Material shown ->
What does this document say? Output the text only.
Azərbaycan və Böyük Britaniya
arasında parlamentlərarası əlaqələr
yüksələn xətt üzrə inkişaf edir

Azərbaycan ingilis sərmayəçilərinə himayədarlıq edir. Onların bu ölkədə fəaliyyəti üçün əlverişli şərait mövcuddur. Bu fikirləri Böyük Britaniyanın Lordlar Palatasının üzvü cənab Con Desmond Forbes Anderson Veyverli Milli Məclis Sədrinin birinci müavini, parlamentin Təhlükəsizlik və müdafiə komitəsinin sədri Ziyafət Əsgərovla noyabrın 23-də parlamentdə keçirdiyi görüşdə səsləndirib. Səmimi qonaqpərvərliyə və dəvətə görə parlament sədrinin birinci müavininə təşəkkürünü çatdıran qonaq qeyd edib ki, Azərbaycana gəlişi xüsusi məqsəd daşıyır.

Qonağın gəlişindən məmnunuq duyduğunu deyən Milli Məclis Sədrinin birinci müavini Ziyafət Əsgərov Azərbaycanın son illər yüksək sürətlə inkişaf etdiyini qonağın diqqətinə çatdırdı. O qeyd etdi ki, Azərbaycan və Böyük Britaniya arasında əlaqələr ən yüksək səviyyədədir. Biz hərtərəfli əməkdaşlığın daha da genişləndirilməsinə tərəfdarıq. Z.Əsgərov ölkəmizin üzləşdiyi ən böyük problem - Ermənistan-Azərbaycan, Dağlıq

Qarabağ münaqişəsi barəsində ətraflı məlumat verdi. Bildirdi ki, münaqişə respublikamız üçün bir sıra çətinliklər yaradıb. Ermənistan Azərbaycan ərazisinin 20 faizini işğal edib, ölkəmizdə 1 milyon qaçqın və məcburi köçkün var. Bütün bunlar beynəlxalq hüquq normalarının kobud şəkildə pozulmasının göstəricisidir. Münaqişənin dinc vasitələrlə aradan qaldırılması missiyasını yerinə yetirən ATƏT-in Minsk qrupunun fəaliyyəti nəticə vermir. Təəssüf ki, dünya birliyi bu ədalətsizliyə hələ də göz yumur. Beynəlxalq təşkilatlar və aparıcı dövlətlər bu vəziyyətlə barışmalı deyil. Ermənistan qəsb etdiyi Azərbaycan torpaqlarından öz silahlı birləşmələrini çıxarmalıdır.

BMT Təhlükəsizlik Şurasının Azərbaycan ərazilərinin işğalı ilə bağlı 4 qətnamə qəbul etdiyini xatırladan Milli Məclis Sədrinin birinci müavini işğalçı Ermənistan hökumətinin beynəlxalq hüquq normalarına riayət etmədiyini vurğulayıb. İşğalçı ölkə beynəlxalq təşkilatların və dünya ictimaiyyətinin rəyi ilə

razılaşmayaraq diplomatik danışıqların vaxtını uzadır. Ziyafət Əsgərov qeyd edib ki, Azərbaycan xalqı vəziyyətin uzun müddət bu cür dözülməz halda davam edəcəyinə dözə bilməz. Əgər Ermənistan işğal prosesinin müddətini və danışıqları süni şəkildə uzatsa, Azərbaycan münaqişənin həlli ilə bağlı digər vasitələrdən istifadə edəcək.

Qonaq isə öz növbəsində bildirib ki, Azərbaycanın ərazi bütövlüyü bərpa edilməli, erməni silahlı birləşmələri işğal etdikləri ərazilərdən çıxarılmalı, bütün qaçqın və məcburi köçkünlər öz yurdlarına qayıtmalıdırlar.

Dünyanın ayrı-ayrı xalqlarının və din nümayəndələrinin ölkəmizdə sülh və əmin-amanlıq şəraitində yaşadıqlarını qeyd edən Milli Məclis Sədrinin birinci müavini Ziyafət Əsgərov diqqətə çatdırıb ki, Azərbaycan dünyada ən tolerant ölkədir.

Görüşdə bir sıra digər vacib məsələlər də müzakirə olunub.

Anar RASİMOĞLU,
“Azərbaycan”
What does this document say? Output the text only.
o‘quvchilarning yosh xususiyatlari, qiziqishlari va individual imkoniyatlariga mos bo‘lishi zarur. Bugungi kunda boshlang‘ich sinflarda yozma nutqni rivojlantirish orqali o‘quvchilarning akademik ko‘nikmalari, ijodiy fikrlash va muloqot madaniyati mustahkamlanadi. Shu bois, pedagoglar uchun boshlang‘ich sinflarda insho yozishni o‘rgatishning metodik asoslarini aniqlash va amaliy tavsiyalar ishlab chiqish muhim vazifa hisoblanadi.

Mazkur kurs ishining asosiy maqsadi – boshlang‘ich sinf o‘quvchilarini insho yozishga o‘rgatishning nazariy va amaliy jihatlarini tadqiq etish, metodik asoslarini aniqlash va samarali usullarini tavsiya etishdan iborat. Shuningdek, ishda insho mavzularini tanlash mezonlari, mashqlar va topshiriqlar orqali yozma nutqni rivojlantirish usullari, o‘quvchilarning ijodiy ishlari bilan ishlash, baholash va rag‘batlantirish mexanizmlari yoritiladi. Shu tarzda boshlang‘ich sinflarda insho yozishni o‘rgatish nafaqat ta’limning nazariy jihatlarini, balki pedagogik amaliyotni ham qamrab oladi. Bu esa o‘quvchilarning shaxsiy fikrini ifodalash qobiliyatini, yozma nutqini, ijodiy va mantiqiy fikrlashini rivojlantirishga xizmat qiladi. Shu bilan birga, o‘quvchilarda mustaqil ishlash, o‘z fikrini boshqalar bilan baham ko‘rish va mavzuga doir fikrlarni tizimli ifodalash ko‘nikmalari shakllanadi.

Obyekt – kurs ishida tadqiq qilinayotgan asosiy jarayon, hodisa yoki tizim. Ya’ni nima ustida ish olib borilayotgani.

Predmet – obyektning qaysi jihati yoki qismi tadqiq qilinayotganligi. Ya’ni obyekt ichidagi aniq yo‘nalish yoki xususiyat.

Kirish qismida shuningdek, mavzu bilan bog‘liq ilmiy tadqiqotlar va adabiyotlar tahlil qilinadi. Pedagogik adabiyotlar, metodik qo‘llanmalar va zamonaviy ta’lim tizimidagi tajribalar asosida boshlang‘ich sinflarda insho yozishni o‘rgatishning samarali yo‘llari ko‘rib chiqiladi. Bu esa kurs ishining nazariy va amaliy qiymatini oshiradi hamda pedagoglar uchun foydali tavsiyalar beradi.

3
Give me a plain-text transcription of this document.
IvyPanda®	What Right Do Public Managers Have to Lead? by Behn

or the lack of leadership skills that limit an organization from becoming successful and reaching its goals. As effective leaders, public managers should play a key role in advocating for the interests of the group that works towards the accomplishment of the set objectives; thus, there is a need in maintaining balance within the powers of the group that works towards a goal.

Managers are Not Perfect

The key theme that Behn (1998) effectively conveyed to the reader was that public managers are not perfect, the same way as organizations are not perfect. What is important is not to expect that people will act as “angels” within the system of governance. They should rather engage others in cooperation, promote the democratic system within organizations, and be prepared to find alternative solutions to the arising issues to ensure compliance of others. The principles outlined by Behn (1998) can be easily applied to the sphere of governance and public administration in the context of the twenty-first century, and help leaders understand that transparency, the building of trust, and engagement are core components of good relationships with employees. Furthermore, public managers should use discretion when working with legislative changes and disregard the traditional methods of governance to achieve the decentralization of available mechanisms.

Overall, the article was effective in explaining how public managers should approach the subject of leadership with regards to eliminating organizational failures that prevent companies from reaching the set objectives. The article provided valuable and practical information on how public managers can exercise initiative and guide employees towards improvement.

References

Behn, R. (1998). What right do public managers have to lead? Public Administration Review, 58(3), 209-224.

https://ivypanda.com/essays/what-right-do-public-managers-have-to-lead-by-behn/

Exercise objective ->
Set down every line of the listing above again, exactly as given.

Expected output ->
What does this document say? Output the text only.
Azərbaycan və Böyük Britaniya
arasında parlamentlərarası əlaqələr
yüksələn xətt üzrə inkişaf edir

Azərbaycan ingilis sərmayəçilərinə himayədarlıq edir. Onların bu ölkədə fəaliyyəti üçün əlverişli şərait mövcuddur. Bu fikirləri Böyük Britaniyanın Lordlar Palatasının üzvü cənab Con Desmond Forbes Anderson Veyverli Milli Məclis Sədrinin birinci müavini, parlamentin Təhlükəsizlik və müdafiə komitəsinin sədri Ziyafət Əsgərovla noyabrın 23-də parlamentdə keçirdiyi görüşdə səsləndirib. Səmimi qonaqpərvərliyə və dəvətə görə parlament sədrinin birinci müavininə təşəkkürünü çatdıran qonaq qeyd edib ki, Azərbaycana gəlişi xüsusi məqsəd daşıyır.

Qonağın gəlişindən məmnunuq duyduğunu deyən Milli Məclis Sədrinin birinci müavini Ziyafət Əsgərov Azərbaycanın son illər yüksək sürətlə inkişaf etdiyini qonağın diqqətinə çatdırdı. O qeyd etdi ki, Azərbaycan və Böyük Britaniya arasında əlaqələr ən yüksək səviyyədədir. Biz hərtərəfli əməkdaşlığın daha da genişləndirilməsinə tərəfdarıq. Z.Əsgərov ölkəmizin üzləşdiyi ən böyük problem - Ermənistan-Azərbaycan, Dağlıq

Qarabağ münaqişəsi barəsində ətraflı məlumat verdi. Bildirdi ki, münaqişə respublikamız üçün bir sıra çətinliklər yaradıb. Ermənistan Azərbaycan ərazisinin 20 faizini işğal edib, ölkəmizdə 1 milyon qaçqın və məcburi köçkün var. Bütün bunlar beynəlxalq hüquq normalarının kobud şəkildə pozulmasının göstəricisidir. Münaqişənin dinc vasitələrlə aradan qaldırılması missiyasını yerinə yetirən ATƏT-in Minsk qrupunun fəaliyyəti nəticə vermir. Təəssüf ki, dünya birliyi bu ədalətsizliyə hələ də göz yumur. Beynəlxalq təşkilatlar və aparıcı dövlətlər bu vəziyyətlə barışmalı deyil. Ermənistan qəsb etdiyi Azərbaycan torpaqlarından öz silahlı birləşmələrini çıxarmalıdır.

BMT Təhlükəsizlik Şurasının Azərbaycan ərazilərinin işğalı ilə bağlı 4 qətnamə qəbul etdiyini xatırladan Milli Məclis Sədrinin birinci müavini işğalçı Ermənistan hökumətinin beynəlxalq hüquq normalarına riayət etmədiyini vurğulayıb. İşğalçı ölkə beynəlxalq təşkilatların və dünya ictimaiyyətinin rəyi ilə

razılaşmayaraq diplomatik danışıqların vaxtını uzadır. Ziyafət Əsgərov qeyd edib ki, Azərbaycan xalqı vəziyyətin uzun müddət bu cür dözülməz halda davam edəcəyinə dözə bilməz. Əgər Ermənistan işğal prosesinin müddətini və danışıqları süni şəkildə uzatsa, Azərbaycan münaqişənin həlli ilə bağlı digər vasitələrdən istifadə edəcək.

Qonaq isə öz növbəsində bildirib ki, Azərbaycanın ərazi bütövlüyü bərpa edilməli, erməni silahlı birləşmələri işğal etdikləri ərazilərdən çıxarılmalı, bütün qaçqın və məcburi köçkünlər öz yurdlarına qayıtmalıdırlar.

Dünyanın ayrı-ayrı xalqlarının və din nümayəndələrinin ölkəmizdə sülh və əmin-amanlıq şəraitində yaşadıqlarını qeyd edən Milli Məclis Sədrinin birinci müavini Ziyafət Əsgərov diqqətə çatdırıb ki, Azərbaycan dünyada ən tolerant ölkədir.

Görüşdə bir sıra digər vacib məsələlər də müzakirə olunub.

Anar RASİMOĞLU,
“Azərbaycan”
What does this document say? Output the text only.
o‘quvchilarning yosh xususiyatlari, qiziqishlari va individual imkoniyatlariga mos bo‘lishi zarur. Bugungi kunda boshlang‘ich sinflarda yozma nutqni rivojlantirish orqali o‘quvchilarning akademik ko‘nikmalari, ijodiy fikrlash va muloqot madaniyati mustahkamlanadi. Shu bois, pedagoglar uchun boshlang‘ich sinflarda insho yozishni o‘rgatishning metodik asoslarini aniqlash va amaliy tavsiyalar ishlab chiqish muhim vazifa hisoblanadi.

Mazkur kurs ishining asosiy maqsadi – boshlang‘ich sinf o‘quvchilarini insho yozishga o‘rgatishning nazariy va amaliy jihatlarini tadqiq etish, metodik asoslarini aniqlash va samarali usullarini tavsiya etishdan iborat. Shuningdek, ishda insho mavzularini tanlash mezonlari, mashqlar va topshiriqlar orqali yozma nutqni rivojlantirish usullari, o‘quvchilarning ijodiy ishlari bilan ishlash, baholash va rag‘batlantirish mexanizmlari yoritiladi. Shu tarzda boshlang‘ich sinflarda insho yozishni o‘rgatish nafaqat ta’limning nazariy jihatlarini, balki pedagogik amaliyotni ham qamrab oladi. Bu esa o‘quvchilarning shaxsiy fikrini ifodalash qobiliyatini, yozma nutqini, ijodiy va mantiqiy fikrlashini rivojlantirishga xizmat qiladi. Shu bilan birga, o‘quvchilarda mustaqil ishlash, o‘z fikrini boshqalar bilan baham ko‘rish va mavzuga doir fikrlarni tizimli ifodalash ko‘nikmalari shakllanadi.

Obyekt – kurs ishida tadqiq qilinayotgan asosiy jarayon, hodisa yoki tizim. Ya’ni nima ustida ish olib borilayotgani.

Predmet – obyektning qaysi jihati yoki qismi tadqiq qilinayotganligi. Ya’ni obyekt ichidagi aniq yo‘nalish yoki xususiyat.

Kirish qismida shuningdek, mavzu bilan bog‘liq ilmiy tadqiqotlar va adabiyotlar tahlil qilinadi. Pedagogik adabiyotlar, metodik qo‘llanmalar va zamonaviy ta’lim tizimidagi tajribalar asosida boshlang‘ich sinflarda insho yozishni o‘rgatishning samarali yo‘llari ko‘rib chiqiladi. Bu esa kurs ishining nazariy va amaliy qiymatini oshiradi hamda pedagoglar uchun foydali tavsiyalar beradi.

3
Give me a plain-text transcription of this document.
IvyPanda®	What Right Do Public Managers Have to Lead? by Behn

or the lack of leadership skills that limit an organization from becoming successful and reaching its goals. As effective leaders, public managers should play a key role in advocating for the interests of the group that works towards the accomplishment of the set objectives; thus, there is a need in maintaining balance within the powers of the group that works towards a goal.

Managers are Not Perfect

The key theme that Behn (1998) effectively conveyed to the reader was that public managers are not perfect, the same way as organizations are not perfect. What is important is not to expect that people will act as “angels” within the system of governance. They should rather engage others in cooperation, promote the democratic system within organizations, and be prepared to find alternative solutions to the arising issues to ensure compliance of others. The principles outlined by Behn (1998) can be easily applied to the sphere of governance and public administration in the context of the twenty-first century, and help leaders understand that transparency, the building of trust, and engagement are core components of good relationships with employees. Furthermore, public managers should use discretion when working with legislative changes and disregard the traditional methods of governance to achieve the decentralization of available mechanisms.

Overall, the article was effective in explaining how public managers should approach the subject of leadership with regards to eliminating organizational failures that prevent companies from reaching the set objectives. The article provided valuable and practical information on how public managers can exercise initiative and guide employees towards improvement.

References

Behn, R. (1998). What right do public managers have to lead? Public Administration Review, 58(3), 209-224.

https://ivypanda.com/essays/what-right-do-public-managers-have-to-lead-by-behn/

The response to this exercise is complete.